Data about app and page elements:
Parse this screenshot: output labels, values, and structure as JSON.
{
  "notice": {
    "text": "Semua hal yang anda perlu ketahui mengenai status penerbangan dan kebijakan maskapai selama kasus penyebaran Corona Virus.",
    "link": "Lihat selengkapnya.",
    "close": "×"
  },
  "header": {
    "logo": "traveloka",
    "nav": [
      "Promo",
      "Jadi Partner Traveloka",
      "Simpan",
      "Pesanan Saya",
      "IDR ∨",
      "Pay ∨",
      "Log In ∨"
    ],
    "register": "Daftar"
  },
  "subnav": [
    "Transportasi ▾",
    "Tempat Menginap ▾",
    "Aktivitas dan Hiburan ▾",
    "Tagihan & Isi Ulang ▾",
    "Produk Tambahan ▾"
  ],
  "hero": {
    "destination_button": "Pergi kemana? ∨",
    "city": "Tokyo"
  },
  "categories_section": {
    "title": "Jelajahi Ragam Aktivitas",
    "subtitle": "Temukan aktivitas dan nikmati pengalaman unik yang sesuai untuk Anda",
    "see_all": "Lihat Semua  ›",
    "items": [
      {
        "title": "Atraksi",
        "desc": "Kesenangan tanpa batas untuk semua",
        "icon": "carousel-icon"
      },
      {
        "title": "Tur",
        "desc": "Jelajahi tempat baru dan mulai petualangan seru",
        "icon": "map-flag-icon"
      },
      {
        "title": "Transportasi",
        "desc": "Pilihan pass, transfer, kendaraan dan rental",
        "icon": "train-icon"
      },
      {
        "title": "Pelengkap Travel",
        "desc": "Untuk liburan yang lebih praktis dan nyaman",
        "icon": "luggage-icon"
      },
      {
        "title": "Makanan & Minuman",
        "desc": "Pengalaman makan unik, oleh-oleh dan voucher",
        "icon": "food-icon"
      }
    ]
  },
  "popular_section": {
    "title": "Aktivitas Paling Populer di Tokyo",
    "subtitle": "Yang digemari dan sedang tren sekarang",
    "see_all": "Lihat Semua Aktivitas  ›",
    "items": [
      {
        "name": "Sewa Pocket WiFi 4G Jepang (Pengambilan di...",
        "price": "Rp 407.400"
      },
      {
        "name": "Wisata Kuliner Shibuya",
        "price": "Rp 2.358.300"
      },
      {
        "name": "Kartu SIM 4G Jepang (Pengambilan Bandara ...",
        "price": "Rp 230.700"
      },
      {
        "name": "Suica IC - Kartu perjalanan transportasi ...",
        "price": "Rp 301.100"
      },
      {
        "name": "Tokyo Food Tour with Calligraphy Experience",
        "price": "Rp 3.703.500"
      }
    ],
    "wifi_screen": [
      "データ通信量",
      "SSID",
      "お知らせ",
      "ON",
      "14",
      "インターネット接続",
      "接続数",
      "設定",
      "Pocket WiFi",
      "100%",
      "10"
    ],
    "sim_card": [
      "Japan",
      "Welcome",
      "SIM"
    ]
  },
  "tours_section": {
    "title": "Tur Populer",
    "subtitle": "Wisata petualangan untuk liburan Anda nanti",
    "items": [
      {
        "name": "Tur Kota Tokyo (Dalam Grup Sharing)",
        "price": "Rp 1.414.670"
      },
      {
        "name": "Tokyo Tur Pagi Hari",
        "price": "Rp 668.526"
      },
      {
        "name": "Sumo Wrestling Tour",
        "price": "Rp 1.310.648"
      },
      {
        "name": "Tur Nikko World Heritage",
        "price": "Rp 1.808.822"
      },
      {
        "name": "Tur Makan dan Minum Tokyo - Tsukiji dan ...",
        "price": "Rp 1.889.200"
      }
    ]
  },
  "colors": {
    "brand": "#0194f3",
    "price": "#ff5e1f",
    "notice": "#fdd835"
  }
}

[WHAT YOU ARE ASKED TO DO]: Gather each line in the data that holds the string "petualangan".

[ANSWER FOR THIS EXERCISE]:
        "desc": "Jelajahi tempat baru dan mulai petualangan seru",
    "subtitle": "Wisata petualangan untuk liburan Anda nanti",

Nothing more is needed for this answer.